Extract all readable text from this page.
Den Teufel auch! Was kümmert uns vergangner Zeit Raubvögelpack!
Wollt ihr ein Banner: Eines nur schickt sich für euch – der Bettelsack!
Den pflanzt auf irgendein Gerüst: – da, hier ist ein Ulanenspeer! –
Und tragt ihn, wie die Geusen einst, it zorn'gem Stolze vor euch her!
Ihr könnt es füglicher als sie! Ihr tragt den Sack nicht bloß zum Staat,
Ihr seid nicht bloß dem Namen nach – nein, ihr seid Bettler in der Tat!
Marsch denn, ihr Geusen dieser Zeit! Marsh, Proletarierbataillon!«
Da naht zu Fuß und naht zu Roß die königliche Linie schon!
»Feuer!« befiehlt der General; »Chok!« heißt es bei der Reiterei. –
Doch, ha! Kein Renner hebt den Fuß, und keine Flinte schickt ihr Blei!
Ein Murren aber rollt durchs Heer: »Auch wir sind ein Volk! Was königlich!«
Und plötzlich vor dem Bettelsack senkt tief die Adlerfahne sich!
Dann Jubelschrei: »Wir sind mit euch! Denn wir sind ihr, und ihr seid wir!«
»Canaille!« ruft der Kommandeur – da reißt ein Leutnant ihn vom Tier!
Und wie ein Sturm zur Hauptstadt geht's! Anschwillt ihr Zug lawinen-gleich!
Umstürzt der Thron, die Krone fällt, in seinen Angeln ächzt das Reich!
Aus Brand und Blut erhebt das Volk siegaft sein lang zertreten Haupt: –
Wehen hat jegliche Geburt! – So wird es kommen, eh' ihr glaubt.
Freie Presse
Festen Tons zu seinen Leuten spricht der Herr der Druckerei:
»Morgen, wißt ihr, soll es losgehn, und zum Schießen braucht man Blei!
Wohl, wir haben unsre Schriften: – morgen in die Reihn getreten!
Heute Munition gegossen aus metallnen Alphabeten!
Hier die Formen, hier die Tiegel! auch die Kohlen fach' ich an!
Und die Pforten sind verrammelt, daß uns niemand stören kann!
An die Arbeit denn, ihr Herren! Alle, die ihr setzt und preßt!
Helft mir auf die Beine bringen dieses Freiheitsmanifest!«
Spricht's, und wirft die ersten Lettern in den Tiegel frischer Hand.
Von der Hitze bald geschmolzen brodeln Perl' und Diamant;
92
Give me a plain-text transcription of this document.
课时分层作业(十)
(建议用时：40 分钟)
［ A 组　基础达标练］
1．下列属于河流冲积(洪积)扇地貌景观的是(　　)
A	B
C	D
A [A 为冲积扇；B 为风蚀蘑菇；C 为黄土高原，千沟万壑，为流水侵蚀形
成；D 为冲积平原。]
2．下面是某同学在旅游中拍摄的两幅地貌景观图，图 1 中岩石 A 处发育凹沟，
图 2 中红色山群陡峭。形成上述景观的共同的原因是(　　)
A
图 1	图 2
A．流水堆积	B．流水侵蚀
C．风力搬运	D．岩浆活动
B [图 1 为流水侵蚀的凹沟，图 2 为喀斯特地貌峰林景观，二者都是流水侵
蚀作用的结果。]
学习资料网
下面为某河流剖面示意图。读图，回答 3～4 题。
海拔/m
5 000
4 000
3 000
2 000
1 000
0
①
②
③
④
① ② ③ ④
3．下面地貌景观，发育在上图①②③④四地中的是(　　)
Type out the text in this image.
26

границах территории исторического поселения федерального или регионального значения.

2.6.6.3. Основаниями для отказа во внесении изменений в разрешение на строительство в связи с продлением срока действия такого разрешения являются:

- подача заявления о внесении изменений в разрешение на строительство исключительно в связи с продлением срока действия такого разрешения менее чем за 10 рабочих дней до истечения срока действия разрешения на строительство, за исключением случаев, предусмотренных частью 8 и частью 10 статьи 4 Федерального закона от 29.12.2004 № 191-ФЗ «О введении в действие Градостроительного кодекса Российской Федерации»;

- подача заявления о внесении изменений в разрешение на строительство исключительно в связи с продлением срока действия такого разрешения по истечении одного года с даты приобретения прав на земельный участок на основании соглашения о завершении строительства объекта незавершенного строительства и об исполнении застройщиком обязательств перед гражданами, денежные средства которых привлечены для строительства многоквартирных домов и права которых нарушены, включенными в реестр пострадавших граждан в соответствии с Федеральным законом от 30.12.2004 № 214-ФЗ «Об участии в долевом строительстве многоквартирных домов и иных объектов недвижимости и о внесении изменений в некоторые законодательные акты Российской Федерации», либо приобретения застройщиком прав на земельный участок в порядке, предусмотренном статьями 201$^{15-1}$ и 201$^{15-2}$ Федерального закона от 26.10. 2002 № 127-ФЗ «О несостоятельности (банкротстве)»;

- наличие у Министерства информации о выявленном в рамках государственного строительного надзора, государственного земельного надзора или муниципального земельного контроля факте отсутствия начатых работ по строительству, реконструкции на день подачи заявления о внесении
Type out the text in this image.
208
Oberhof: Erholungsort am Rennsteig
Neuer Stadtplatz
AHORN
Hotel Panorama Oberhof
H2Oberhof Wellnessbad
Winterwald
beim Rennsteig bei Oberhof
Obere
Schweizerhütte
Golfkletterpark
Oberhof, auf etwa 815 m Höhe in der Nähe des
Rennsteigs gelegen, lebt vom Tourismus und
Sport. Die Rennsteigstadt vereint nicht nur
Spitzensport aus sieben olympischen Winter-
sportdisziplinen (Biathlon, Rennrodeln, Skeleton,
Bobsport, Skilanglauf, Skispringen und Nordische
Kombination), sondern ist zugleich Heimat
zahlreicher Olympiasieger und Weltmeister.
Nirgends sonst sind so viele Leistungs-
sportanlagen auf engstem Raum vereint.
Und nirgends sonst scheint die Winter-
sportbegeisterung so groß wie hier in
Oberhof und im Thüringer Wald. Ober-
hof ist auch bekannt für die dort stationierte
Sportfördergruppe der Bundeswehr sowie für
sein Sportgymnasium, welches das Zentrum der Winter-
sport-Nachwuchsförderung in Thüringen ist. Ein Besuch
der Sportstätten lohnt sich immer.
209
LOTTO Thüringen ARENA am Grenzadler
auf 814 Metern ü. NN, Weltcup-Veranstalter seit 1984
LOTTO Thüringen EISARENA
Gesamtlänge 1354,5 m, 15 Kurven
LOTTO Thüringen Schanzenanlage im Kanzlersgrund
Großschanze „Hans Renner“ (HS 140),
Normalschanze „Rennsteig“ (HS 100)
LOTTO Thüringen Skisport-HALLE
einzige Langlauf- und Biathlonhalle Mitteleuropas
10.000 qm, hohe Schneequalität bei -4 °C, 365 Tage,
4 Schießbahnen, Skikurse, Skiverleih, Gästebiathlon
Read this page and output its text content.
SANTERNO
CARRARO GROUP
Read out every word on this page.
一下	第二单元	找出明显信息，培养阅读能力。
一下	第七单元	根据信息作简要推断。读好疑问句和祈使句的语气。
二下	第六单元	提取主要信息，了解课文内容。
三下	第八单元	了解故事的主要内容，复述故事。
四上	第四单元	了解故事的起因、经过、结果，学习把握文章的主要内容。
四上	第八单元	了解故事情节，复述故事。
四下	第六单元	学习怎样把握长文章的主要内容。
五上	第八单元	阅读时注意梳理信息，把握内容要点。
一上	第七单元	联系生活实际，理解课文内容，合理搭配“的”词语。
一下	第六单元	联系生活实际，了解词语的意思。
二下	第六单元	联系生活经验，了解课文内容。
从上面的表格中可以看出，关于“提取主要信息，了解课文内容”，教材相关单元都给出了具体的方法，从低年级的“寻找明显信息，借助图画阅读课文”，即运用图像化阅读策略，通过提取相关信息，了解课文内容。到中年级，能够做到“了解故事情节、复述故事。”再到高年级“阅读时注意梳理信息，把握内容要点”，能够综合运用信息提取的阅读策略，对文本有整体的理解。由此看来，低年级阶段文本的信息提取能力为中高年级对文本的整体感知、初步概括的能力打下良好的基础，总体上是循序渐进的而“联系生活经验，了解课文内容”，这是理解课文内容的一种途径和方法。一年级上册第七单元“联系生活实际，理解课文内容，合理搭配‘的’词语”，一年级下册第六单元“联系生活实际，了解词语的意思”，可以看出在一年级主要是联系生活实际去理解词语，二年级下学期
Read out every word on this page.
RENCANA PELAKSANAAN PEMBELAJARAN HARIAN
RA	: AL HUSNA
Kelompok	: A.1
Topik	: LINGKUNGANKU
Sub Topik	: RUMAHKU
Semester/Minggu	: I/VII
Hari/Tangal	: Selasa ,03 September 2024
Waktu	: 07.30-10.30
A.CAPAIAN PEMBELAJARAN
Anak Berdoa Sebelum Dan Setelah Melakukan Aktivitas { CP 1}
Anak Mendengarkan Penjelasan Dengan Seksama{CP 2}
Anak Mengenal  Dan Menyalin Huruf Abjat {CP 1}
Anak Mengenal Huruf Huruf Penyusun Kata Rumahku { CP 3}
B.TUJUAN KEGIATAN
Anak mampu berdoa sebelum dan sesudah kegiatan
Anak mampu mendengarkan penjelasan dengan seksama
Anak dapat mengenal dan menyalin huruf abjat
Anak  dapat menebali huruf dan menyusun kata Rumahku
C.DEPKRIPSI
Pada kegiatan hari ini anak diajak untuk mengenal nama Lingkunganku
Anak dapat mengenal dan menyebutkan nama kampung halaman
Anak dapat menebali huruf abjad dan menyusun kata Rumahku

####

**Exercise aim**:
Where a line above contains the string "PEMBELAJARAN", copy that line.

**Answer to the exercise**:
RENCANA PELAKSANAAN PEMBELAJARAN HARIAN
A.CAPAIAN PEMBELAJARAN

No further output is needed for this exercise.